• _Brano fornito_:
□ □ □ □ □ □ □

Il Mombasa Hospital è uno dei tre più prestigiosi ospedali privati di Mombasa e nel primo pomeriggio di ieri, all’arrivo presso l’accettazione del pronto soccorso, ha avuto luogo un piccolo thriller perché la direzione dell’ospedale non permetteva il ricovero. Prima pretendeva un deposito cauzionale di almeno tremila euro, somma impossibile da reperire nell’immediato. Era domenica e tutte le banche erano chiuse.
Luigi, pesto, sanguinante ed ancora privo di conoscenza, è stato costretto ad attendere a lungo, con i suoi soccorritori impegnati in un’estenuante trattativa. Alla fine, grazie alla garanzia cortesemente prestata da una persona nota alla direzione della struttura sanitaria, è stato consentito il ricovero e all’accesso alle cure necessarie.
Le autorità consolari italiane, consultate in proposito, si erano dichiarate impossibilitate a prestare tale garanzia e questo, com’era ovvio attendersi, ha scatenato un coro di proteste da parte dei connazionali presenti. In realtà, più che la copertura monetaria necessaria al ricovero, ciò che le nostre autorità non potevano fare, è autorizzare l’inizio delle terapie e degli interventi chirurgici senza l’autorizzazione dei familiari.
Benché Luigi abbia riacquistato una discreta lucidità e si esprima abbastanza correttamente, soffre di un completo vuoto di memoria che gli impedisce di ricostruire gli eventi della tragica esperienza vissuta. “Tutto ciò che ricordo – spiega – è che sabato sera, Laura ed io abbiamo cenato e poco dopo siamo andati a dormire. Il ricordo successivo ce l’ho in questo letto di ospedale”. Però, nella fitta nebbia che ingombra la sua mente, qualche sprazzo di luce ogni tanto si accende. Per esempio il nitido ricordo della moglie morta. “Lei era a terra in bagno, piena di sangue e non si muoveva. La chiamavo, ma non rispondeva.” E descrive dettagliatamente la posizione del corpo, facendola risultare identica a quella che noi abbiamo potuto constatare quando siamo entrati in casa. Solo che da dove lui si trovava non avrebbe potuto vederla nel modo in cui lui descrive.

□ □ □ □ □ □ □

• _Problema A_:
Secondo il brano sul ricovero di Luigi, quale deposito cauzionale pretendeva la direzione dell'ospedale prima di accettarlo?
• _Problema B_:
Trascrivi dal brano sul ricovero di Luigi il passo compreso tra "Luigi, pesto, sanguinante" e "l’autorizzazione dei familiari.".
• _Problema C_:
Per favore, prosegui il brano sul ricovero di Luigi a partire dalla sua ultima frase.
I record non hanno alcun ruolo in questo lavoro.

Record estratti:
□ □ □ □ □ □ □

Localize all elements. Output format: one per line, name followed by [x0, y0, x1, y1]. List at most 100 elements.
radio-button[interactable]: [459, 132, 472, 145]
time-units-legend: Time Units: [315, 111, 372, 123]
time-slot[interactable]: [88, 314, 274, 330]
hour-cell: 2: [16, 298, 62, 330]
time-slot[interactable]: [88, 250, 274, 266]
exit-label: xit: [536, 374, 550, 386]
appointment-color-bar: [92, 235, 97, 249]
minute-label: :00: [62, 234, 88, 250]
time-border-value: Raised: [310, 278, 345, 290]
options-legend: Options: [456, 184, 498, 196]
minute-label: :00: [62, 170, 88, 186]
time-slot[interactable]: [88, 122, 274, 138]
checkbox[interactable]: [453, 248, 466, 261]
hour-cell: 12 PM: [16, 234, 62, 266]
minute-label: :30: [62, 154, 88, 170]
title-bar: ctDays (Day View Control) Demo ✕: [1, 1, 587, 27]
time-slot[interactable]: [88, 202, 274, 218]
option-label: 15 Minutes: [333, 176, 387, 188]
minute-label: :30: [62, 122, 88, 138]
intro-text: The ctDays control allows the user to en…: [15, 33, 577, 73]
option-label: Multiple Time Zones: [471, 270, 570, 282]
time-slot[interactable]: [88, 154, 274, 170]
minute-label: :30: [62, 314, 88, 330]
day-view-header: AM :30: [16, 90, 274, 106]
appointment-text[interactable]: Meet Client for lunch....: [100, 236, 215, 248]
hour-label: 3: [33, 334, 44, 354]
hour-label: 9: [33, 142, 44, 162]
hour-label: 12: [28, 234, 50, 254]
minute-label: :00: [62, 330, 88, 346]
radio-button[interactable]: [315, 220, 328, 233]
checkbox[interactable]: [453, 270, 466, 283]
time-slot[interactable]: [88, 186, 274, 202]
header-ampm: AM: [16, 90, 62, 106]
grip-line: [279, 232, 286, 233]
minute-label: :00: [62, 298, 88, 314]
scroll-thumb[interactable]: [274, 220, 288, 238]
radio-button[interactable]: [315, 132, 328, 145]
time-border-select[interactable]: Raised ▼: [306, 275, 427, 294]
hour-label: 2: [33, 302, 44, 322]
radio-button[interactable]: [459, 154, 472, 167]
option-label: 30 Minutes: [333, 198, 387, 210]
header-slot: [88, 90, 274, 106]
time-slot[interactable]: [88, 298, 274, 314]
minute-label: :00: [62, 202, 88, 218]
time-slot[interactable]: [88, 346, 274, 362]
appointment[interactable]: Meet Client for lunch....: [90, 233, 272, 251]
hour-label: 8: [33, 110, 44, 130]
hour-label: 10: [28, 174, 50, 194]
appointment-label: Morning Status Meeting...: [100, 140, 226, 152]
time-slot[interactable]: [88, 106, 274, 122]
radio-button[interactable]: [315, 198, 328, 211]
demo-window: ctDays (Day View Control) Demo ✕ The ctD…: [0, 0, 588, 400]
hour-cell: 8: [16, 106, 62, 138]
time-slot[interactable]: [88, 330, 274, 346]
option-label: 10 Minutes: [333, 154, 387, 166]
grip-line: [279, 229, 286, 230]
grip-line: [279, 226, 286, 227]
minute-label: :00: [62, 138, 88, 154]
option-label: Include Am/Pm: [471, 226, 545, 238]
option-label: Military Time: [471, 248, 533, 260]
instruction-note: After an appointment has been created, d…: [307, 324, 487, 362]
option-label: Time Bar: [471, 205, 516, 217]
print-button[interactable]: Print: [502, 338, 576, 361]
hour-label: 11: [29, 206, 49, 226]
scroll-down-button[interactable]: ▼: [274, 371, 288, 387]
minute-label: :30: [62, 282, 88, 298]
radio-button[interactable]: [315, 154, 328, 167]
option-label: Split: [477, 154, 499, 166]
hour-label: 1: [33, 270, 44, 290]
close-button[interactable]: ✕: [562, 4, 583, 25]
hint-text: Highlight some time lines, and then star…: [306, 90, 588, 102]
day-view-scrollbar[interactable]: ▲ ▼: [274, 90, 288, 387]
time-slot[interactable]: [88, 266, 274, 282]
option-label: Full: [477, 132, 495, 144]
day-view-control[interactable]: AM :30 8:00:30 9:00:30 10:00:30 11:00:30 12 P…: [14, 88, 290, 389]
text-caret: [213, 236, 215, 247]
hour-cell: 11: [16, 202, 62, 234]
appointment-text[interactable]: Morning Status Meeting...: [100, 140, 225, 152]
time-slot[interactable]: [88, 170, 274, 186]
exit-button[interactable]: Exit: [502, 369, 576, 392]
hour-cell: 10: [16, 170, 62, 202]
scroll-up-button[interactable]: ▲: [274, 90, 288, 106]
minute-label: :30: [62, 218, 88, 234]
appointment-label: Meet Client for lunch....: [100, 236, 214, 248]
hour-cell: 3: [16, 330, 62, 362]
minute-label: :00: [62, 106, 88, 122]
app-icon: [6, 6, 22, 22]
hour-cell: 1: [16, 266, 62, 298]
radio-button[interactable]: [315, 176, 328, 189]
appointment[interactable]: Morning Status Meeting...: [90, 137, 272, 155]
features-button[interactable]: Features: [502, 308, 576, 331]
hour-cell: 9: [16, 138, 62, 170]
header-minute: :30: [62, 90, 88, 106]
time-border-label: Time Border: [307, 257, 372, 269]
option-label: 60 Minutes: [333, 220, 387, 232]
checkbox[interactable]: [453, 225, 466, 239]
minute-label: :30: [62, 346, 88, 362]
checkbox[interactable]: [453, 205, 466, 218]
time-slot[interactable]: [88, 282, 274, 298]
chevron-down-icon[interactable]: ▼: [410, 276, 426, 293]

□ □ □ □ □ □ □

• _Risposta scritta A_:
Un deposito di almeno tremila euro.

• _Risposta scritta B_:
Luigi, pesto, sanguinante ed ancora privo di conoscenza, è stato costretto ad attendere a lungo, con i suoi soccorritori impegnati in un’estenuante trattativa. Alla fine, grazie alla garanzia cortesemente prestata da una persona nota alla direzione della struttura sanitaria, è stato consentito il ricovero e all’accesso alle cure necessarie.
Le autorità consolari italiane, consultate in proposito, si erano dichiarate impossibilitate a prestare tale garanzia e questo, com’era ovvio attendersi, ha scatenato un coro di proteste da parte dei connazionali presenti. In realtà, più che la copertura monetaria necessaria al ricovero, ciò che le nostre autorità non potevano fare, è autorizzare l’inizio delle terapie e degli interventi chirurgici senza l’autorizzazione dei familiari.

• _Risposta scritta C_:
Su suggerimento del medico che lo ha preso in cura, nessuno gli ha ancora detto che la moglie è morta, ma lui non chiede neppure: lo afferma con certezza, senza esitazioni e senza curarsi dell’imbarazzato silenzio che accoglie le sue parole. Questo fa pensare che forse, la dinamica dell’aggressione, può essersi svolta in modo diverso da quello dedotto dalle tracce rilevate. La polizia, dal canto suo, ha arrestato e tiene in custodia il giardiniere, sospettato, ma non si sa su quali evidenze, di essere coinvolto nell’aggressione o, almeno, nella sua parte organizzativa.
Domani, in tarda mattinata, arriveranno in Kenya i figli delle vittime, Roberto e Stefano, che vincendo l’immaginabile pena, dovranno assumersi il compito di gestire la situazione. Non saranno comunque soli, la sparuta cominità italiana si metterà a loro disposizione e li assisterà nel disbrigo di tutte le necessarie incombenze. Malgrado i molti difetti, occorre riconoscere che, nelle emergenze, gli italiani sanno spesso esprimere grandi valori di solidarietà.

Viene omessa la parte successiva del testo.